**** DATASET RECORDS

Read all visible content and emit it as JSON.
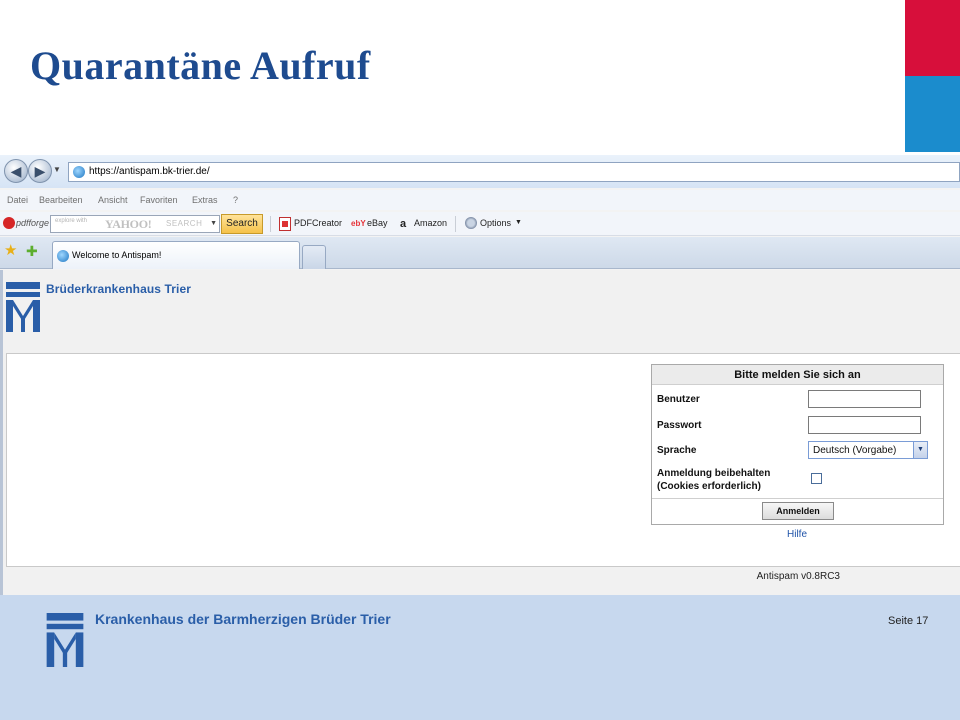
{
  "slide": {
    "title": "Quarantäne Aufruf",
    "footer_org": "Krankenhaus der Barmherzigen Brüder Trier",
    "page_label": "Seite 17"
  },
  "browser": {
    "url": "https://antispam.bk-trier.de/",
    "menu": [
      "Datei",
      "Bearbeiten",
      "Ansicht",
      "Favoriten",
      "Extras",
      "?"
    ],
    "toolbar": {
      "pdfforge_label": "pdfforge",
      "search_hint": "explore with",
      "search_brand": "YAHOO!",
      "search_word": "SEARCH",
      "search_button": "Search",
      "pdfcreator_label": "PDFCreator",
      "ebay_icon_text": "ebY",
      "ebay_label": "eBay",
      "amazon_icon_text": "a",
      "amazon_label": "Amazon",
      "options_label": "Options"
    },
    "tab_title": "Welcome to Antispam!"
  },
  "page": {
    "brand_name": "Brüderkrankenhaus Trier",
    "login": {
      "heading": "Bitte melden Sie sich an",
      "user_label": "Benutzer",
      "user_value": "",
      "password_label": "Passwort",
      "password_value": "",
      "language_label": "Sprache",
      "language_selected": "Deutsch (Vorgabe)",
      "remember_line1": "Anmeldung beibehalten",
      "remember_line2": "(Cookies erforderlich)",
      "remember_checked": false,
      "submit_label": "Anmelden"
    },
    "help_link": "Hilfe",
    "version": "Antispam v0.8RC3"
  },
  "colors": {
    "title_blue": "#1e4b8f",
    "accent_red": "#d70f3b",
    "accent_blue": "#1b8ccd",
    "footer_bg": "#c7d8ee",
    "brand_blue": "#2a5ea8"
  }
}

********

Each entry shown above must be quoted exactly, with its pictures left out.

Read all visible content and emit it as JSON.
{
  "slide": {
    "title": "Quarantäne Aufruf",
    "footer_org": "Krankenhaus der Barmherzigen Brüder Trier",
    "page_label": "Seite 17"
  },
  "browser": {
    "url": "https://antispam.bk-trier.de/",
    "menu": [
      "Datei",
      "Bearbeiten",
      "Ansicht",
      "Favoriten",
      "Extras",
      "?"
    ],
    "toolbar": {
      "pdfforge_label": "pdfforge",
      "search_hint": "explore with",
      "search_brand": "YAHOO!",
      "search_word": "SEARCH",
      "search_button": "Search",
      "pdfcreator_label": "PDFCreator",
      "ebay_icon_text": "ebY",
      "ebay_label": "eBay",
      "amazon_icon_text": "a",
      "amazon_label": "Amazon",
      "options_label": "Options"
    },
    "tab_title": "Welcome to Antispam!"
  },
  "page": {
    "brand_name": "Brüderkrankenhaus Trier",
    "login": {
      "heading": "Bitte melden Sie sich an",
      "user_label": "Benutzer",
      "user_value": "",
      "password_label": "Passwort",
      "password_value": "",
      "language_label": "Sprache",
      "language_selected": "Deutsch (Vorgabe)",
      "remember_line1": "Anmeldung beibehalten",
      "remember_line2": "(Cookies erforderlich)",
      "remember_checked": false,
      "submit_label": "Anmelden"
    },
    "help_link": "Hilfe",
    "version": "Antispam v0.8RC3"
  },
  "colors": {
    "title_blue": "#1e4b8f",
    "accent_red": "#d70f3b",
    "accent_blue": "#1b8ccd",
    "footer_bg": "#c7d8ee",
    "brand_blue": "#2a5ea8"
  }
}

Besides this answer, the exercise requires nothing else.